/---

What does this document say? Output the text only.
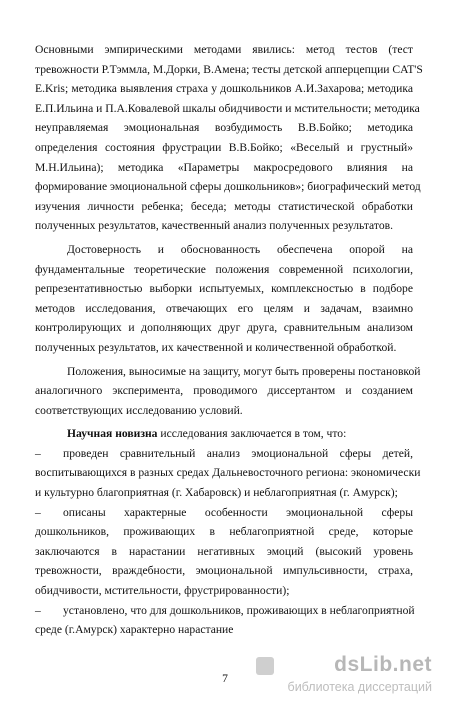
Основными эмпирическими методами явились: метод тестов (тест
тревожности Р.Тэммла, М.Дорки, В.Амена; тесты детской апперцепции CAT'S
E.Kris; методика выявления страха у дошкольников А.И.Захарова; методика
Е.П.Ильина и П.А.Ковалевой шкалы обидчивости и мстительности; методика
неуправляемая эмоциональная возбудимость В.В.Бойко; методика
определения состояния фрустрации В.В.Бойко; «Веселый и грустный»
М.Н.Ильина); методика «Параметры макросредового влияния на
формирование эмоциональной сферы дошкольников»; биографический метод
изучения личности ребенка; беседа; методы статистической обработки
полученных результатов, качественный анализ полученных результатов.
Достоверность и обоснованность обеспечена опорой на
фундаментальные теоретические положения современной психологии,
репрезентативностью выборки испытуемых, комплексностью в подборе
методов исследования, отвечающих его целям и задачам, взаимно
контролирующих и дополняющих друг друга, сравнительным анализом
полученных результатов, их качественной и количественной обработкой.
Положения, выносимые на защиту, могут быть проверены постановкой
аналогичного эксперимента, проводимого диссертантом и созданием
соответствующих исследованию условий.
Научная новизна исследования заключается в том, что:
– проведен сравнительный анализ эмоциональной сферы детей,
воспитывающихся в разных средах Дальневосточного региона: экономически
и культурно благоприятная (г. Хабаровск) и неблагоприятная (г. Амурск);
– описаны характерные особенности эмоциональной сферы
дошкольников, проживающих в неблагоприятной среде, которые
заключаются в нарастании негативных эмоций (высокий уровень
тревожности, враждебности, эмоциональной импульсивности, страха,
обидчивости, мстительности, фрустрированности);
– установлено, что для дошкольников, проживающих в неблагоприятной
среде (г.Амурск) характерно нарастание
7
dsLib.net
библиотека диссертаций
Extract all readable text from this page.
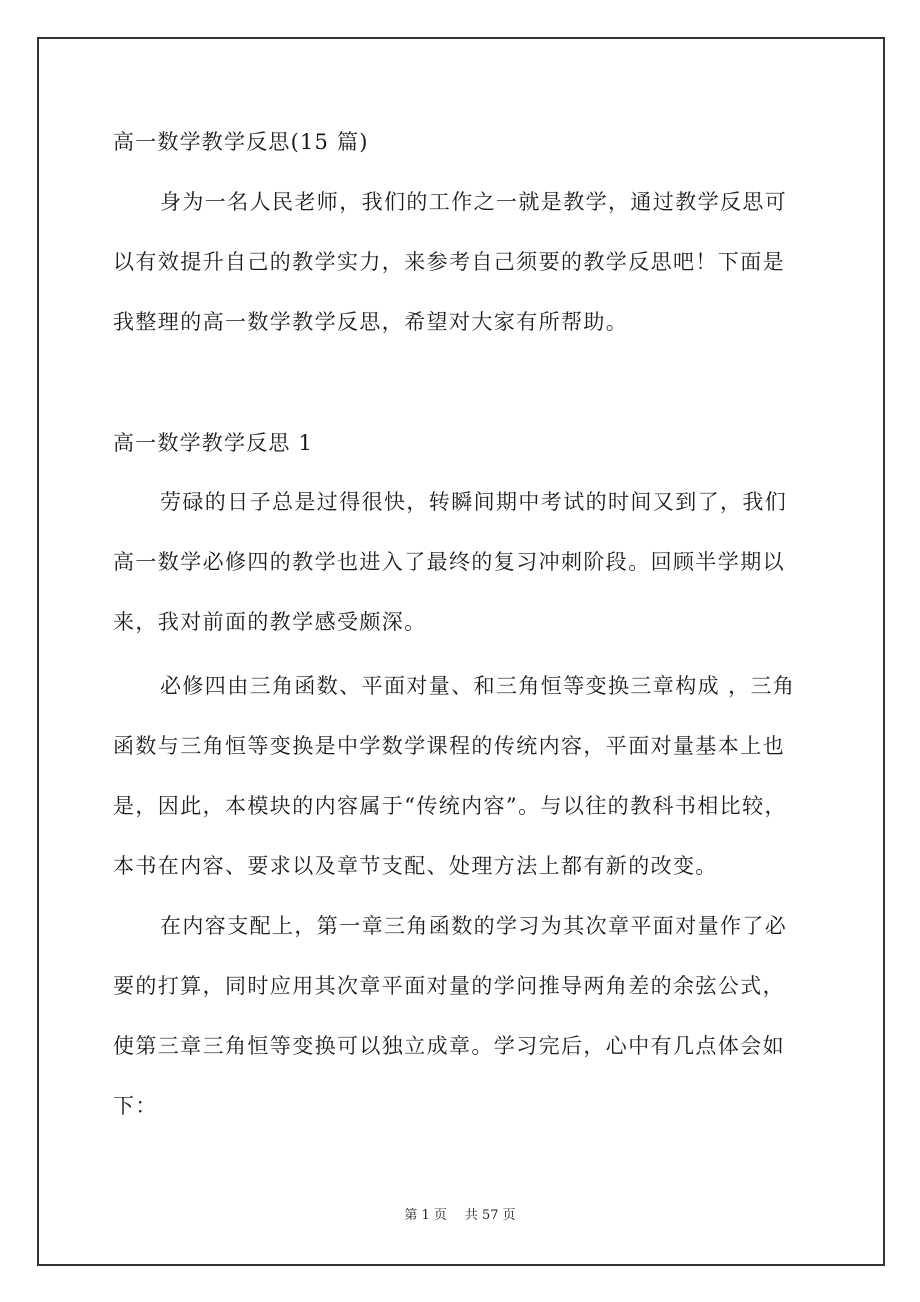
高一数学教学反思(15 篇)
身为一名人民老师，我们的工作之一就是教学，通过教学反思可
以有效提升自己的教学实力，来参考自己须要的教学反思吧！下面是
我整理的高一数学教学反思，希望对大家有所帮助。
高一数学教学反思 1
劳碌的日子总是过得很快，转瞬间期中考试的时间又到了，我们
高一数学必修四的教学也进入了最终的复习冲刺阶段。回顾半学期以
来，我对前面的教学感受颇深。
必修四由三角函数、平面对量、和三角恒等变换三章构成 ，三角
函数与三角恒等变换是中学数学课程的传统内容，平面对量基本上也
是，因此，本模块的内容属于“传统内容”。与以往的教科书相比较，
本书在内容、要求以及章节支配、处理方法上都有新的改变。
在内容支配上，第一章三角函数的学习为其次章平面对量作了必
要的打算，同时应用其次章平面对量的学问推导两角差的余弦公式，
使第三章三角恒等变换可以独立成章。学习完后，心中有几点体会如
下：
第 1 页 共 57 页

\---

▸ Prompt
Omit the pictures. Transcribe every record exactly.

▸ The solution
What does this document say? Output the text only.
Основными эмпирическими методами явились: метод тестов (тест
тревожности Р.Тэммла, М.Дорки, В.Амена; тесты детской апперцепции CAT'S
E.Kris; методика выявления страха у дошкольников А.И.Захарова; методика
Е.П.Ильина и П.А.Ковалевой шкалы обидчивости и мстительности; методика
неуправляемая эмоциональная возбудимость В.В.Бойко; методика
определения состояния фрустрации В.В.Бойко; «Веселый и грустный»
М.Н.Ильина); методика «Параметры макросредового влияния на
формирование эмоциональной сферы дошкольников»; биографический метод
изучения личности ребенка; беседа; методы статистической обработки
полученных результатов, качественный анализ полученных результатов.
Достоверность и обоснованность обеспечена опорой на
фундаментальные теоретические положения современной психологии,
репрезентативностью выборки испытуемых, комплексностью в подборе
методов исследования, отвечающих его целям и задачам, взаимно
контролирующих и дополняющих друг друга, сравнительным анализом
полученных результатов, их качественной и количественной обработкой.
Положения, выносимые на защиту, могут быть проверены постановкой
аналогичного эксперимента, проводимого диссертантом и созданием
соответствующих исследованию условий.
Научная новизна исследования заключается в том, что:
– проведен сравнительный анализ эмоциональной сферы детей,
воспитывающихся в разных средах Дальневосточного региона: экономически
и культурно благоприятная (г. Хабаровск) и неблагоприятная (г. Амурск);
– описаны характерные особенности эмоциональной сферы
дошкольников, проживающих в неблагоприятной среде, которые
заключаются в нарастании негативных эмоций (высокий уровень
тревожности, враждебности, эмоциональной импульсивности, страха,
обидчивости, мстительности, фрустрированности);
– установлено, что для дошкольников, проживающих в неблагоприятной
среде (г.Амурск) характерно нарастание
7
dsLib.net
библиотека диссертаций
Extract all readable text from this page.
高一数学教学反思(15 篇)
身为一名人民老师，我们的工作之一就是教学，通过教学反思可
以有效提升自己的教学实力，来参考自己须要的教学反思吧！下面是
我整理的高一数学教学反思，希望对大家有所帮助。
高一数学教学反思 1
劳碌的日子总是过得很快，转瞬间期中考试的时间又到了，我们
高一数学必修四的教学也进入了最终的复习冲刺阶段。回顾半学期以
来，我对前面的教学感受颇深。
必修四由三角函数、平面对量、和三角恒等变换三章构成 ，三角
函数与三角恒等变换是中学数学课程的传统内容，平面对量基本上也
是，因此，本模块的内容属于“传统内容”。与以往的教科书相比较，
本书在内容、要求以及章节支配、处理方法上都有新的改变。
在内容支配上，第一章三角函数的学习为其次章平面对量作了必
要的打算，同时应用其次章平面对量的学问推导两角差的余弦公式，
使第三章三角恒等变换可以独立成章。学习完后，心中有几点体会如
下：
第 1 页 共 57 页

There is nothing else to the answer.